• _Extracted records_:

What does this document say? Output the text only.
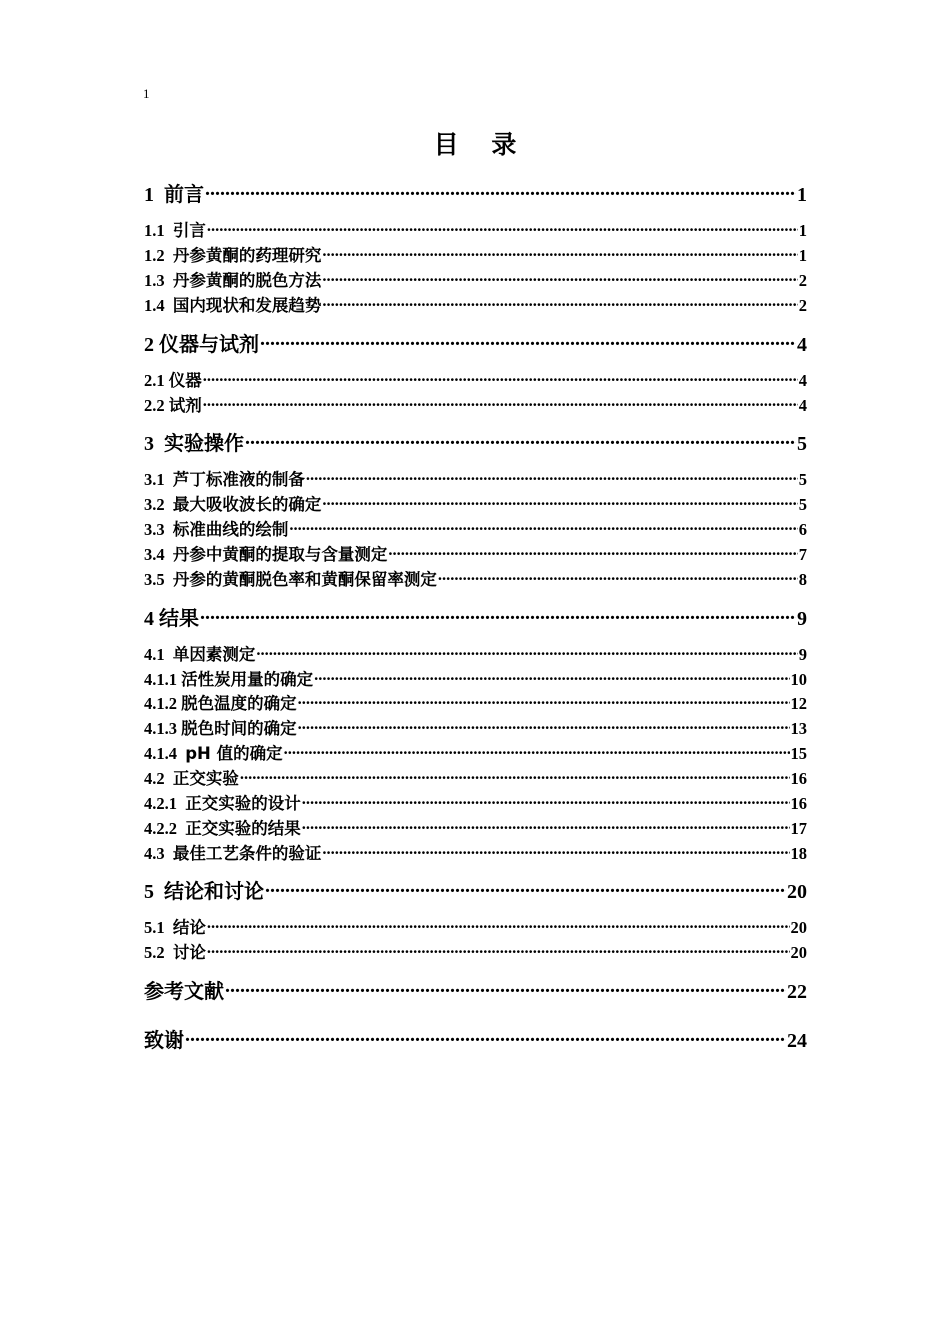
1
目 录
1  前言 .....	1
1.1  引言 .....	1
1.2  丹参黄酮的药理研究 .....	1
1.3  丹参黄酮的脱色方法 .....	2
1.4  国内现状和发展趋势 .....	2
2 仪器与试剂 .....	4
2.1 仪器 .....	4
2.2 试剂 .....	4
3  实验操作 .....	5
3.1  芦丁标准液的制备 .....	5
3.2  最大吸收波长的确定 .....	5
3.3  标准曲线的绘制 .....	6
3.4  丹参中黄酮的提取与含量测定 .....	7
3.5  丹参的黄酮脱色率和黄酮保留率测定 .....	8
4 结果 .....	9
4.1  单因素测定 .....	9
4.1.1 活性炭用量的确定 .....	10
4.1.2 脱色温度的确定 .....	12
4.1.3 脱色时间的确定 .....	13
4.1.4  pH 值的确定 .....	15
4.2  正交实验 .....	16
4.2.1  正交实验的设计 .....	16
4.2.2  正交实验的结果 .....	17
4.3  最佳工艺条件的验证 .....	18
5  结论和讨论 .....	20
5.1  结论 .....	20
5.2  讨论 .....	20
参考文献 .....	22
致谢 .....	24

• _EXERCISE_: Without the pictures, print the records in full, exactly as they appear.

• _RESULT BELOW_:
What does this document say? Output the text only.
1
目 录
1  前言 .....	1
1.1  引言 .....	1
1.2  丹参黄酮的药理研究 .....	1
1.3  丹参黄酮的脱色方法 .....	2
1.4  国内现状和发展趋势 .....	2
2 仪器与试剂 .....	4
2.1 仪器 .....	4
2.2 试剂 .....	4
3  实验操作 .....	5
3.1  芦丁标准液的制备 .....	5
3.2  最大吸收波长的确定 .....	5
3.3  标准曲线的绘制 .....	6
3.4  丹参中黄酮的提取与含量测定 .....	7
3.5  丹参的黄酮脱色率和黄酮保留率测定 .....	8
4 结果 .....	9
4.1  单因素测定 .....	9
4.1.1 活性炭用量的确定 .....	10
4.1.2 脱色温度的确定 .....	12
4.1.3 脱色时间的确定 .....	13
4.1.4  pH 值的确定 .....	15
4.2  正交实验 .....	16
4.2.1  正交实验的设计 .....	16
4.2.2  正交实验的结果 .....	17
4.3  最佳工艺条件的验证 .....	18
5  结论和讨论 .....	20
5.1  结论 .....	20
5.2  讨论 .....	20
参考文献 .....	22
致谢 .....	24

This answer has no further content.